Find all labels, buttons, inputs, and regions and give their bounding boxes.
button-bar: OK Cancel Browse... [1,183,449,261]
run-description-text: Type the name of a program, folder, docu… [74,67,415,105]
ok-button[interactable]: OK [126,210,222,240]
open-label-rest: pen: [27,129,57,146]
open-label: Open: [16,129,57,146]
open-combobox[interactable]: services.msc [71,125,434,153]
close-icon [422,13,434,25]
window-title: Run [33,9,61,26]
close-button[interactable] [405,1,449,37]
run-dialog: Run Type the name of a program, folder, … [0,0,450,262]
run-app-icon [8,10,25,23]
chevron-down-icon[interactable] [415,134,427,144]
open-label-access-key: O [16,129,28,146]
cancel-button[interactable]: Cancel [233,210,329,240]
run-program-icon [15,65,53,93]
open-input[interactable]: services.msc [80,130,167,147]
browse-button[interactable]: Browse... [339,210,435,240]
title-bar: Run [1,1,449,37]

[The task]: Rename "combobox" to "dropdown" in the data, starting at the first line and ending at the line that contains "run-app-icon [8,10,25,23]", and give those lines again with nothing else changed.

[Result below]:
Find all labels, buttons, inputs, and regions and give their bounding boxes.
button-bar: OK Cancel Browse... [1,183,449,261]
run-description-text: Type the name of a program, folder, docu… [74,67,415,105]
ok-button[interactable]: OK [126,210,222,240]
open-label-rest: pen: [27,129,57,146]
open-label: Open: [16,129,57,146]
open-dropdown[interactable]: services.msc [71,125,434,153]
close-icon [422,13,434,25]
window-title: Run [33,9,61,26]
close-button[interactable] [405,1,449,37]
run-dialog: Run Type the name of a program, folder, … [0,0,450,262]
run-app-icon [8,10,25,23]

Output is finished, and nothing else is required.